──────── DATASET ENTRIES ────────

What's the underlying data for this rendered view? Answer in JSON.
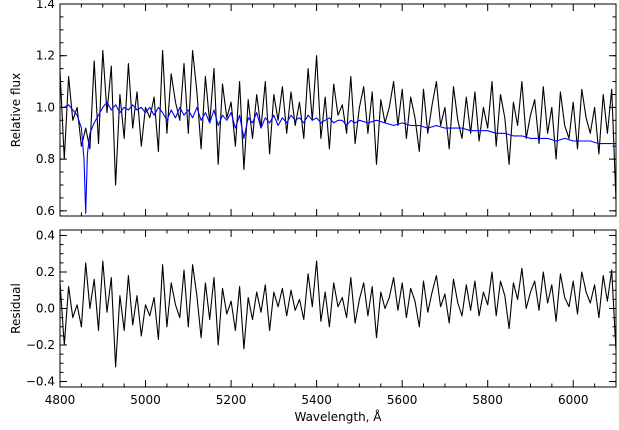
{
  "chart_data": [
    {
      "type": "line",
      "panel": "top",
      "ylabel": "Relative flux",
      "xlim": [
        4800,
        6100
      ],
      "ylim": [
        0.58,
        1.4
      ],
      "x_ticks": [
        4800,
        5000,
        5200,
        5400,
        5600,
        5800,
        6000
      ],
      "y_ticks": [
        0.6,
        0.8,
        1.0,
        1.2,
        1.4
      ],
      "y_tick_labels": [
        "0.6",
        "0.8",
        "1.0",
        "1.2",
        "1.4"
      ],
      "grid": false,
      "series": [
        {
          "color": "#000000",
          "x": [
            4800,
            4810,
            4820,
            4830,
            4840,
            4850,
            4860,
            4870,
            4880,
            4890,
            4900,
            4910,
            4920,
            4930,
            4940,
            4950,
            4960,
            4970,
            4980,
            4990,
            5000,
            5010,
            5020,
            5030,
            5040,
            5050,
            5060,
            5070,
            5080,
            5090,
            5100,
            5110,
            5120,
            5130,
            5140,
            5150,
            5160,
            5170,
            5180,
            5190,
            5200,
            5210,
            5220,
            5230,
            5240,
            5250,
            5260,
            5270,
            5280,
            5290,
            5300,
            5310,
            5320,
            5330,
            5340,
            5350,
            5360,
            5370,
            5380,
            5390,
            5400,
            5410,
            5420,
            5430,
            5440,
            5450,
            5460,
            5470,
            5480,
            5490,
            5500,
            5510,
            5520,
            5530,
            5540,
            5550,
            5560,
            5570,
            5580,
            5590,
            5600,
            5610,
            5620,
            5630,
            5640,
            5650,
            5660,
            5670,
            5680,
            5690,
            5700,
            5710,
            5720,
            5730,
            5740,
            5750,
            5760,
            5770,
            5780,
            5790,
            5800,
            5810,
            5820,
            5830,
            5840,
            5850,
            5860,
            5870,
            5880,
            5890,
            5900,
            5910,
            5920,
            5930,
            5940,
            5950,
            5960,
            5970,
            5980,
            5990,
            6000,
            6010,
            6020,
            6030,
            6040,
            6050,
            6060,
            6070,
            6080,
            6090,
            6100
          ],
          "y": [
            1.14,
            0.8,
            1.12,
            0.95,
            1.0,
            0.85,
            0.92,
            0.84,
            1.18,
            0.86,
            1.22,
            0.98,
            1.16,
            0.7,
            1.05,
            0.88,
            1.17,
            0.92,
            1.06,
            0.85,
            1.0,
            0.96,
            1.04,
            0.83,
            1.22,
            0.9,
            1.13,
            1.02,
            0.95,
            1.17,
            0.9,
            1.22,
            1.06,
            0.84,
            1.12,
            0.94,
            1.15,
            0.78,
            1.09,
            0.96,
            1.02,
            0.85,
            1.1,
            0.76,
            1.03,
            0.88,
            1.05,
            0.92,
            1.1,
            0.82,
            1.05,
            0.95,
            1.08,
            0.9,
            1.06,
            0.93,
            1.02,
            0.88,
            1.15,
            0.95,
            1.2,
            0.88,
            1.04,
            0.84,
            1.09,
            0.97,
            1.01,
            0.9,
            1.12,
            0.86,
            1.0,
            1.08,
            0.9,
            1.06,
            0.78,
            1.03,
            0.94,
            1.0,
            1.1,
            0.93,
            1.07,
            0.88,
            1.04,
            0.96,
            0.83,
            1.07,
            0.9,
            1.01,
            1.1,
            0.93,
            1.0,
            0.84,
            1.08,
            0.95,
            0.88,
            1.04,
            0.9,
            1.06,
            0.87,
            1.0,
            0.92,
            1.1,
            0.85,
            1.05,
            0.96,
            0.78,
            1.02,
            0.93,
            1.1,
            0.88,
            0.97,
            1.03,
            0.86,
            1.08,
            0.9,
            1.0,
            0.8,
            1.06,
            0.93,
            0.88,
            1.02,
            0.84,
            1.07,
            0.96,
            0.9,
            1.0,
            0.82,
            1.05,
            0.9,
            1.07,
            0.64
          ]
        },
        {
          "color": "#0000ff",
          "x": [
            4800,
            4810,
            4820,
            4830,
            4840,
            4850,
            4856,
            4860,
            4864,
            4870,
            4880,
            4890,
            4900,
            4910,
            4920,
            4930,
            4940,
            4950,
            4960,
            4970,
            4980,
            4990,
            5000,
            5010,
            5020,
            5030,
            5040,
            5050,
            5060,
            5070,
            5080,
            5090,
            5100,
            5110,
            5120,
            5130,
            5140,
            5150,
            5160,
            5170,
            5180,
            5190,
            5200,
            5210,
            5220,
            5230,
            5240,
            5250,
            5260,
            5270,
            5280,
            5290,
            5300,
            5310,
            5320,
            5330,
            5340,
            5350,
            5360,
            5370,
            5380,
            5390,
            5400,
            5410,
            5420,
            5430,
            5440,
            5450,
            5460,
            5470,
            5480,
            5490,
            5500,
            5520,
            5540,
            5560,
            5580,
            5600,
            5620,
            5640,
            5660,
            5680,
            5700,
            5720,
            5740,
            5760,
            5780,
            5800,
            5820,
            5840,
            5860,
            5880,
            5900,
            5920,
            5940,
            5960,
            5980,
            6000,
            6020,
            6040,
            6060,
            6080,
            6100
          ],
          "y": [
            1.0,
            1.0,
            1.01,
            0.99,
            0.97,
            0.92,
            0.8,
            0.59,
            0.82,
            0.9,
            0.94,
            0.97,
            1.0,
            1.02,
            0.99,
            1.01,
            0.98,
            1.0,
            0.99,
            1.01,
            0.99,
            1.0,
            0.98,
            1.0,
            0.97,
            1.0,
            0.98,
            0.95,
            0.99,
            0.96,
            1.0,
            0.97,
            0.99,
            0.96,
            1.0,
            0.95,
            0.98,
            0.94,
            0.99,
            0.93,
            0.97,
            0.95,
            0.98,
            0.92,
            0.97,
            0.88,
            0.96,
            0.94,
            0.98,
            0.92,
            0.96,
            0.94,
            0.97,
            0.93,
            0.96,
            0.94,
            0.97,
            0.95,
            0.96,
            0.94,
            0.97,
            0.95,
            0.96,
            0.94,
            0.95,
            0.96,
            0.94,
            0.95,
            0.95,
            0.93,
            0.95,
            0.94,
            0.95,
            0.94,
            0.95,
            0.94,
            0.93,
            0.94,
            0.93,
            0.93,
            0.92,
            0.93,
            0.92,
            0.92,
            0.92,
            0.91,
            0.91,
            0.91,
            0.9,
            0.9,
            0.89,
            0.89,
            0.88,
            0.88,
            0.88,
            0.87,
            0.88,
            0.87,
            0.87,
            0.87,
            0.86,
            0.86,
            0.86
          ]
        }
      ]
    },
    {
      "type": "line",
      "panel": "bottom",
      "xlabel": "Wavelength, Å",
      "ylabel": "Residual",
      "xlim": [
        4800,
        6100
      ],
      "ylim": [
        -0.43,
        0.43
      ],
      "x_ticks": [
        4800,
        5000,
        5200,
        5400,
        5600,
        5800,
        6000
      ],
      "x_tick_labels": [
        "4800",
        "5000",
        "5200",
        "5400",
        "5600",
        "5800",
        "6000"
      ],
      "y_ticks": [
        -0.4,
        -0.2,
        0.0,
        0.2,
        0.4
      ],
      "y_tick_labels": [
        "−0.4",
        "−0.2",
        "0.0",
        "0.2",
        "0.4"
      ],
      "grid": false,
      "series": [
        {
          "color": "#000000",
          "x": [
            4800,
            4810,
            4820,
            4830,
            4840,
            4850,
            4860,
            4870,
            4880,
            4890,
            4900,
            4910,
            4920,
            4930,
            4940,
            4950,
            4960,
            4970,
            4980,
            4990,
            5000,
            5010,
            5020,
            5030,
            5040,
            5050,
            5060,
            5070,
            5080,
            5090,
            5100,
            5110,
            5120,
            5130,
            5140,
            5150,
            5160,
            5170,
            5180,
            5190,
            5200,
            5210,
            5220,
            5230,
            5240,
            5250,
            5260,
            5270,
            5280,
            5290,
            5300,
            5310,
            5320,
            5330,
            5340,
            5350,
            5360,
            5370,
            5380,
            5390,
            5400,
            5410,
            5420,
            5430,
            5440,
            5450,
            5460,
            5470,
            5480,
            5490,
            5500,
            5510,
            5520,
            5530,
            5540,
            5550,
            5560,
            5570,
            5580,
            5590,
            5600,
            5610,
            5620,
            5630,
            5640,
            5650,
            5660,
            5670,
            5680,
            5690,
            5700,
            5710,
            5720,
            5730,
            5740,
            5750,
            5760,
            5770,
            5780,
            5790,
            5800,
            5810,
            5820,
            5830,
            5840,
            5850,
            5860,
            5870,
            5880,
            5890,
            5900,
            5910,
            5920,
            5930,
            5940,
            5950,
            5960,
            5970,
            5980,
            5990,
            6000,
            6010,
            6020,
            6030,
            6040,
            6050,
            6060,
            6070,
            6080,
            6090,
            6100
          ],
          "y": [
            0.14,
            -0.2,
            0.12,
            -0.05,
            0.02,
            -0.1,
            0.25,
            0.0,
            0.16,
            -0.12,
            0.26,
            -0.02,
            0.17,
            -0.32,
            0.07,
            -0.12,
            0.18,
            -0.09,
            0.07,
            -0.15,
            0.02,
            -0.04,
            0.06,
            -0.17,
            0.24,
            -0.1,
            0.14,
            0.02,
            -0.05,
            0.21,
            -0.1,
            0.24,
            0.07,
            -0.16,
            0.14,
            -0.06,
            0.17,
            -0.2,
            0.11,
            -0.03,
            0.04,
            -0.12,
            0.12,
            -0.22,
            0.06,
            -0.06,
            0.09,
            -0.02,
            0.13,
            -0.12,
            0.09,
            0.01,
            0.11,
            -0.04,
            0.1,
            -0.01,
            0.05,
            -0.06,
            0.19,
            0.01,
            0.26,
            -0.07,
            0.09,
            -0.1,
            0.14,
            0.01,
            0.06,
            -0.05,
            0.17,
            -0.08,
            0.05,
            0.14,
            -0.04,
            0.12,
            -0.16,
            0.09,
            0.0,
            0.06,
            0.17,
            -0.01,
            0.14,
            -0.05,
            0.11,
            0.04,
            -0.1,
            0.15,
            -0.02,
            0.09,
            0.18,
            0.01,
            0.08,
            -0.08,
            0.16,
            0.03,
            -0.04,
            0.13,
            -0.01,
            0.15,
            -0.04,
            0.09,
            0.02,
            0.2,
            -0.04,
            0.15,
            0.07,
            -0.11,
            0.14,
            0.05,
            0.22,
            0.0,
            0.09,
            0.15,
            -0.01,
            0.2,
            0.03,
            0.13,
            -0.07,
            0.19,
            0.06,
            0.01,
            0.15,
            -0.03,
            0.2,
            0.09,
            0.03,
            0.13,
            -0.05,
            0.18,
            0.04,
            0.21,
            -0.23
          ]
        }
      ]
    }
  ]
}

────────

WHAT THE TASK REQUIRES.
Review the preceding data and report every line that includes the string "ylabel".

TASK ANSWER.
      "ylabel": "Relative flux",
      "ylabel": "Residual",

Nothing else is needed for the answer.